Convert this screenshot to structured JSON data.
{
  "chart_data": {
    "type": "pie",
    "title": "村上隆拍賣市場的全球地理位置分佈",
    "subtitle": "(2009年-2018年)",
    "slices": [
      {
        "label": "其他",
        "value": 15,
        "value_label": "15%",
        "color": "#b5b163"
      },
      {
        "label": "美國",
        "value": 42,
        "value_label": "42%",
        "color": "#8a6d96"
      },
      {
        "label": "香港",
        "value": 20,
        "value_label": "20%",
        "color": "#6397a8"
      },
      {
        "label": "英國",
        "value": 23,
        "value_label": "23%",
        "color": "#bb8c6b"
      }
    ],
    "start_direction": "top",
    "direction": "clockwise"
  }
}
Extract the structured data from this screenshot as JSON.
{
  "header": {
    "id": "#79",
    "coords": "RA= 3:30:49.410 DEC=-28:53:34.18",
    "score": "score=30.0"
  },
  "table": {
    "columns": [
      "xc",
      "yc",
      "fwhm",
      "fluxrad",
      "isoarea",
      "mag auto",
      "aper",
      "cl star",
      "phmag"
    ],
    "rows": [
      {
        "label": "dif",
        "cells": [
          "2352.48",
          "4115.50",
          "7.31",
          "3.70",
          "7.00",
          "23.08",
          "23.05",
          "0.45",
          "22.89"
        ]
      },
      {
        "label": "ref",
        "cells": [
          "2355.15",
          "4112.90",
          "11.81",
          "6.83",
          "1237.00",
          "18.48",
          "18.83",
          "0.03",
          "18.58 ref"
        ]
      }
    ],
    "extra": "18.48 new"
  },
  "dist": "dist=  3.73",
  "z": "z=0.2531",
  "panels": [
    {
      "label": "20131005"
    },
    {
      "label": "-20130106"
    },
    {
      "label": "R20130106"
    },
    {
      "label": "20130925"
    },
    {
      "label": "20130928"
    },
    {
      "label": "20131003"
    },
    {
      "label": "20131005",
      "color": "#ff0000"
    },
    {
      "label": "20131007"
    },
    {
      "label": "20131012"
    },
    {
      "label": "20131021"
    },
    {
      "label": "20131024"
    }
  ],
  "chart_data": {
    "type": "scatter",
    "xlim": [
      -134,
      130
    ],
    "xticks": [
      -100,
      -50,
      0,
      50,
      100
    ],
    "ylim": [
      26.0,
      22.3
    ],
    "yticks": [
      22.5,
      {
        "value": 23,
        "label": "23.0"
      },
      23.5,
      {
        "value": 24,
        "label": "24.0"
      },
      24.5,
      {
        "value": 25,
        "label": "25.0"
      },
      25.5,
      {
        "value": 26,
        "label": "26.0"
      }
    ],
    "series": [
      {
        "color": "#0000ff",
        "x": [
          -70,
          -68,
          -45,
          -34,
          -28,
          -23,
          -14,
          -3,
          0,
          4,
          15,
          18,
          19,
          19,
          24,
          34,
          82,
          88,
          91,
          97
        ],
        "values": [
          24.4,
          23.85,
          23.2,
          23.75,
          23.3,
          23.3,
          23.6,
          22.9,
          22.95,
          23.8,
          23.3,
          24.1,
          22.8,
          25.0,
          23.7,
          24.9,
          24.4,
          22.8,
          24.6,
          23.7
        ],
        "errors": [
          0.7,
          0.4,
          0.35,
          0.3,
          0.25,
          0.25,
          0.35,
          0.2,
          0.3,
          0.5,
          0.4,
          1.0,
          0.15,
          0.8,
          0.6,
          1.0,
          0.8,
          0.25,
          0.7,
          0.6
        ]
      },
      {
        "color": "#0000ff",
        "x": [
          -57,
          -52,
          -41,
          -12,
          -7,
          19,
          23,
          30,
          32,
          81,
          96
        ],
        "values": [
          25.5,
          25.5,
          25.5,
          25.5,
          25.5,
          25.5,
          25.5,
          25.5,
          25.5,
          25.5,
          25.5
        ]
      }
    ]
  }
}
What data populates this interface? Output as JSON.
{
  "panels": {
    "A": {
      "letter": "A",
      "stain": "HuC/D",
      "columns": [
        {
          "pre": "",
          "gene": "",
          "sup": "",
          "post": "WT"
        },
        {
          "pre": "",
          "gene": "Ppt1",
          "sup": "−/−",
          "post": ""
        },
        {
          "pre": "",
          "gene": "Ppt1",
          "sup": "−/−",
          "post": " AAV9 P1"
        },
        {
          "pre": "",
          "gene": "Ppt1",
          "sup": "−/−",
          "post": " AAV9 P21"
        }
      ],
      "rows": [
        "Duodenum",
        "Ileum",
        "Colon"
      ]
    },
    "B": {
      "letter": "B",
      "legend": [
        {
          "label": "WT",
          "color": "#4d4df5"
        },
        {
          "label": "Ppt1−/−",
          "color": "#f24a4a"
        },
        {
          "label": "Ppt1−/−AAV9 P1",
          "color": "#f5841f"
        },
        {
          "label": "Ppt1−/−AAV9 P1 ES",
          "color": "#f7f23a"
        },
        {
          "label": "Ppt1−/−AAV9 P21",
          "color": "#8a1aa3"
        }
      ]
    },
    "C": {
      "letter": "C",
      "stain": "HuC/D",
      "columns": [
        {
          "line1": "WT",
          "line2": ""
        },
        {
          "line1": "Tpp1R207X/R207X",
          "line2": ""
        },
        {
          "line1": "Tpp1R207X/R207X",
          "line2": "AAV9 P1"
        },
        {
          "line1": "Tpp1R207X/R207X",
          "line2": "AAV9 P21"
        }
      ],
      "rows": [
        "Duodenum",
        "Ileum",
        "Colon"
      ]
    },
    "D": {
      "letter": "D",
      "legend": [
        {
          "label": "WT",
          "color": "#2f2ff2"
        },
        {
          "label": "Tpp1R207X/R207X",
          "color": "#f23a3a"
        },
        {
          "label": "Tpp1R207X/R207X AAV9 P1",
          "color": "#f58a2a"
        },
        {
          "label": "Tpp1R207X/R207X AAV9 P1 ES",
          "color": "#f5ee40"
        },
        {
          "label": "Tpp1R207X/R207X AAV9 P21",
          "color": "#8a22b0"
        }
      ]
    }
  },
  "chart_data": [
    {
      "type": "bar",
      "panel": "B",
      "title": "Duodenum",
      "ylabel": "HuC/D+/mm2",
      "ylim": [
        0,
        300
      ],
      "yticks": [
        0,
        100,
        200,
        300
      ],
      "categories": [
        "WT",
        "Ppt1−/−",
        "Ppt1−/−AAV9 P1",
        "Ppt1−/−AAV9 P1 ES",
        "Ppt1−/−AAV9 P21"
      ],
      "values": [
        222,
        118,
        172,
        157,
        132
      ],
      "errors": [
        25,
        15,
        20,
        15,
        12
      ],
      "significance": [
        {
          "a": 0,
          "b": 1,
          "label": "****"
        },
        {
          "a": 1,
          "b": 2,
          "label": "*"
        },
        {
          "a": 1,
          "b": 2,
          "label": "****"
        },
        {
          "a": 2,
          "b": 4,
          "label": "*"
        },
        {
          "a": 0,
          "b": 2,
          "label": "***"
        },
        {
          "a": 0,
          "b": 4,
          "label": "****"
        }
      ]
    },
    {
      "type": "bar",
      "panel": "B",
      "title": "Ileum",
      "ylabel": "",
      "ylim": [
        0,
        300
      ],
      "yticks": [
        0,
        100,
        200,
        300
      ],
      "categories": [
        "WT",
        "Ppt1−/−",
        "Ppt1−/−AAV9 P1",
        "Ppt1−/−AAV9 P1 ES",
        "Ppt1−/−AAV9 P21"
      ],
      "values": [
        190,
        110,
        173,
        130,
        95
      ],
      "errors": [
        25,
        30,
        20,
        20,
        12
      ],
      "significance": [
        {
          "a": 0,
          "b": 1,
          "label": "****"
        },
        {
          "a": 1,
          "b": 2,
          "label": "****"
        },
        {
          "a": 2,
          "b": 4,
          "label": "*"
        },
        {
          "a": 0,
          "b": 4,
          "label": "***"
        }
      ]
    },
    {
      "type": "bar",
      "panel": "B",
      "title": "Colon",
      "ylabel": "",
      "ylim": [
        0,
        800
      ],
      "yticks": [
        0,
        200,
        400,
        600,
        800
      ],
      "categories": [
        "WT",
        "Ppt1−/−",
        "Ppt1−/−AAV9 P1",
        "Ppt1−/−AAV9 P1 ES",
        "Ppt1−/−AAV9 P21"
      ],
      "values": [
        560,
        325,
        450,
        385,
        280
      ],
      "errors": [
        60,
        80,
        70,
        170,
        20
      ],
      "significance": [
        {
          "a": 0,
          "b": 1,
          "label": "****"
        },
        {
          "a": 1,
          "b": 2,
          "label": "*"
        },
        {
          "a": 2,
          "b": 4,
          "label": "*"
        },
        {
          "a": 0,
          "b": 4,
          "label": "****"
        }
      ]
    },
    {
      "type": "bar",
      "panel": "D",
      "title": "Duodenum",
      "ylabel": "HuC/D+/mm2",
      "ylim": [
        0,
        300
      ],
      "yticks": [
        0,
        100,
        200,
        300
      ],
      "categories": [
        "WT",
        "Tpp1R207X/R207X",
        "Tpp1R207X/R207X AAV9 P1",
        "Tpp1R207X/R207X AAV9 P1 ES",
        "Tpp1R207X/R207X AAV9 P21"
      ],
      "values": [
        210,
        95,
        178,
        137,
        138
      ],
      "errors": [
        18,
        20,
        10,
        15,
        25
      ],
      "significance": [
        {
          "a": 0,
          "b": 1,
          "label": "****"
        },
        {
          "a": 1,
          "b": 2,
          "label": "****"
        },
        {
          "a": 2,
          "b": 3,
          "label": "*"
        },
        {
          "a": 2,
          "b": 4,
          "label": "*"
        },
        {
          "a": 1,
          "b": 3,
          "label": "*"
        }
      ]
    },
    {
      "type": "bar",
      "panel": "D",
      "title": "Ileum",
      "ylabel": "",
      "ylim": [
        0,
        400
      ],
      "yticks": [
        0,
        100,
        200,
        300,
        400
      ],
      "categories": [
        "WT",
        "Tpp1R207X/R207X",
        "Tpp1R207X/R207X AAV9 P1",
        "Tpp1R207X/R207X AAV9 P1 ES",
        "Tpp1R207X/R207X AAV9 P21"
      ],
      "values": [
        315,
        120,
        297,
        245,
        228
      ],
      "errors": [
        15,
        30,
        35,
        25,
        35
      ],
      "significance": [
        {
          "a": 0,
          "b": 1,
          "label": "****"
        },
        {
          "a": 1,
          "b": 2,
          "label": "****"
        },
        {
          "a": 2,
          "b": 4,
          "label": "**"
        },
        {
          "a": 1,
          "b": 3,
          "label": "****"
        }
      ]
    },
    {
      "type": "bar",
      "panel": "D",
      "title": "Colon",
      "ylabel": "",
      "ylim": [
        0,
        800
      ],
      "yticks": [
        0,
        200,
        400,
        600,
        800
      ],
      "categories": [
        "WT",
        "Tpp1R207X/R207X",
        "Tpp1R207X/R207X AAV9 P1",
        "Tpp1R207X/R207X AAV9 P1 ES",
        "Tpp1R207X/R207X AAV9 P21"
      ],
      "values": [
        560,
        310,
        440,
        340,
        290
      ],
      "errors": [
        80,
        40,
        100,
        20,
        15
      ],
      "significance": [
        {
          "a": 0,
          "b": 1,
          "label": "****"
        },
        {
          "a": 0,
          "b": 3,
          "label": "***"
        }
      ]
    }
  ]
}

====================

● Exercise prompt
Gather up every line from the listing above in which the word "this" occurs.

● Right answer
Convert this screenshot to structured JSON data.
Extract the structured data from this screenshot as JSON.
What data populates this interface? Output as JSON.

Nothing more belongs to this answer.